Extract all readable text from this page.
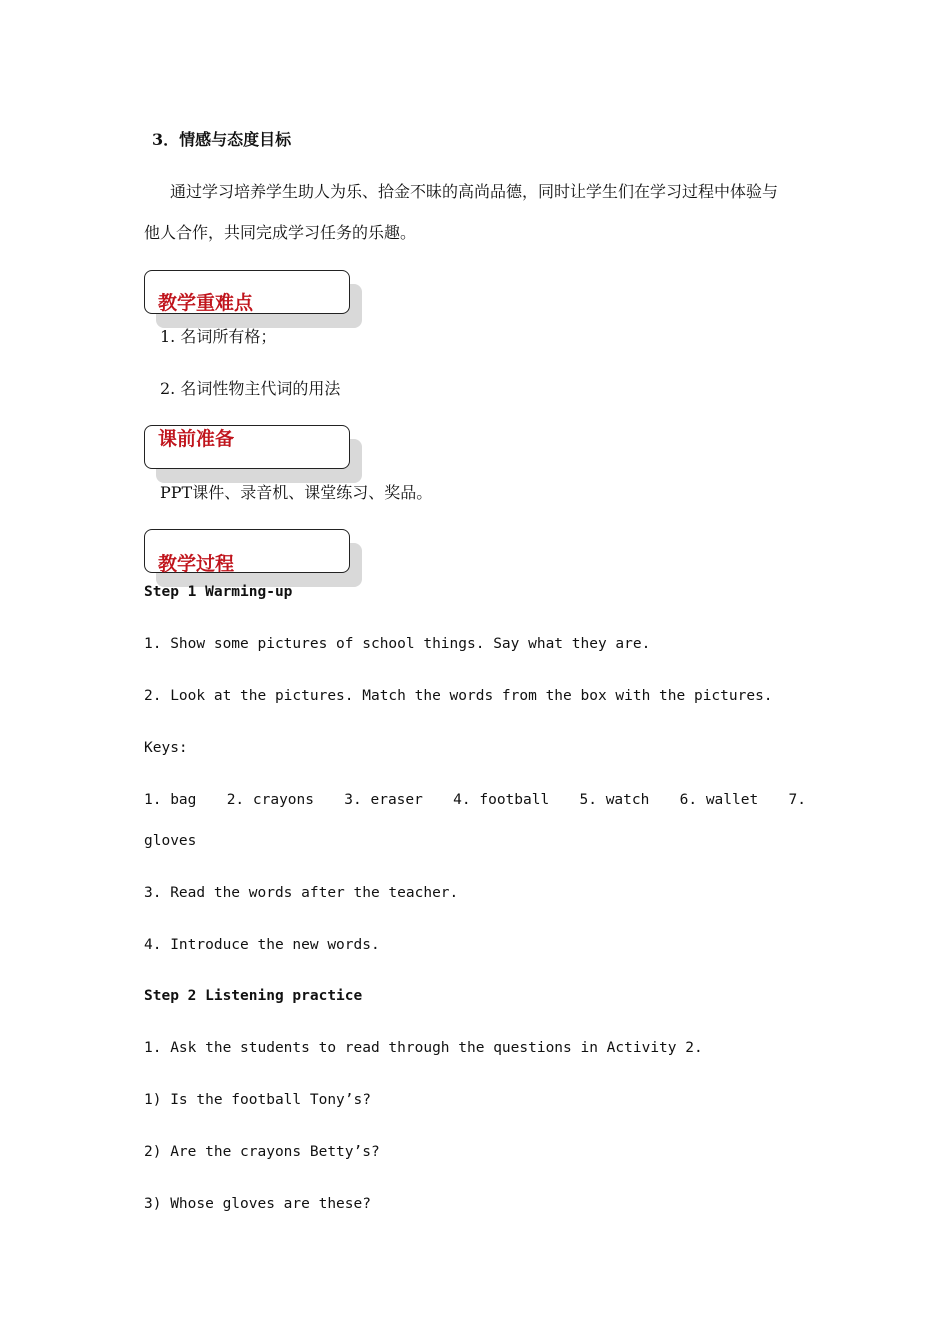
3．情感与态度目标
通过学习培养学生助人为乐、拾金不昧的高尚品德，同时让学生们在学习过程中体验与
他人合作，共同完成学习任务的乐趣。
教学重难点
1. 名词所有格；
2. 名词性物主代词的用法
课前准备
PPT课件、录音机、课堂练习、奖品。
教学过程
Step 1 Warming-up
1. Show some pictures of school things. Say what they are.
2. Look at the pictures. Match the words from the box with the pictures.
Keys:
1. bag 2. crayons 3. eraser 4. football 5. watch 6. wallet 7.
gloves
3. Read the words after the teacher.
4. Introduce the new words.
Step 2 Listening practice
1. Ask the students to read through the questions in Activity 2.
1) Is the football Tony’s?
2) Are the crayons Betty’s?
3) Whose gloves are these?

= = =

Your task is to collect every line above that contains the word "words".

Exercise solution >>
2. Look at the pictures. Match the words from the box with the pictures.
3. Read the words after the teacher.
4. Introduce the new words.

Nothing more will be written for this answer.